▶ [Directive]:
Copy the full set of lines exactly as given.

▶ [Figure record extracts]:
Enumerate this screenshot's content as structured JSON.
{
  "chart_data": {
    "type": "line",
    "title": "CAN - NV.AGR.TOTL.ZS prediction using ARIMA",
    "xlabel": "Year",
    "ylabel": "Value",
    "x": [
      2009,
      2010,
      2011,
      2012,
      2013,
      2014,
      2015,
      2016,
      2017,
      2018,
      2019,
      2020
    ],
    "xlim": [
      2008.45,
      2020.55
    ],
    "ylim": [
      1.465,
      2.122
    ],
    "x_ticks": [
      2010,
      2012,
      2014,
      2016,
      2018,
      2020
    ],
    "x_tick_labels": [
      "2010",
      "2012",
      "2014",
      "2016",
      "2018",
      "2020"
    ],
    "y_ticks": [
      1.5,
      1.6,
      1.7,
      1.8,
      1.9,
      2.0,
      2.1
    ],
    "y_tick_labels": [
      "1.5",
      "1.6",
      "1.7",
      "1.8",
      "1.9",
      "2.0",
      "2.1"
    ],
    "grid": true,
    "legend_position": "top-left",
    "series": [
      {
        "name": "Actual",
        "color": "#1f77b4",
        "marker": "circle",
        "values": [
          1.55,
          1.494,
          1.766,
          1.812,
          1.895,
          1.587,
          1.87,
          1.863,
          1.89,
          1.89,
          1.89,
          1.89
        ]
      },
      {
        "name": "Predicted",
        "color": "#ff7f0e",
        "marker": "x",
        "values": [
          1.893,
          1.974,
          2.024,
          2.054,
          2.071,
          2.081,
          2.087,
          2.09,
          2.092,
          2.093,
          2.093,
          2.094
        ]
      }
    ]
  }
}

▶ [Written solution]:
Enumerate this screenshot's content as structured JSON.
{
  "chart_data": {
    "type": "line",
    "title": "CAN - NV.AGR.TOTL.ZS prediction using ARIMA",
    "xlabel": "Year",
    "ylabel": "Value",
    "x": [
      2009,
      2010,
      2011,
      2012,
      2013,
      2014,
      2015,
      2016,
      2017,
      2018,
      2019,
      2020
    ],
    "xlim": [
      2008.45,
      2020.55
    ],
    "ylim": [
      1.465,
      2.122
    ],
    "x_ticks": [
      2010,
      2012,
      2014,
      2016,
      2018,
      2020
    ],
    "x_tick_labels": [
      "2010",
      "2012",
      "2014",
      "2016",
      "2018",
      "2020"
    ],
    "y_ticks": [
      1.5,
      1.6,
      1.7,
      1.8,
      1.9,
      2.0,
      2.1
    ],
    "y_tick_labels": [
      "1.5",
      "1.6",
      "1.7",
      "1.8",
      "1.9",
      "2.0",
      "2.1"
    ],
    "grid": true,
    "legend_position": "top-left",
    "series": [
      {
        "name": "Actual",
        "color": "#1f77b4",
        "marker": "circle",
        "values": [
          1.55,
          1.494,
          1.766,
          1.812,
          1.895,
          1.587,
          1.87,
          1.863,
          1.89,
          1.89,
          1.89,
          1.89
        ]
      },
      {
        "name": "Predicted",
        "color": "#ff7f0e",
        "marker": "x",
        "values": [
          1.893,
          1.974,
          2.024,
          2.054,
          2.071,
          2.081,
          2.087,
          2.09,
          2.092,
          2.093,
          2.093,
          2.094
        ]
      }
    ]
  }
}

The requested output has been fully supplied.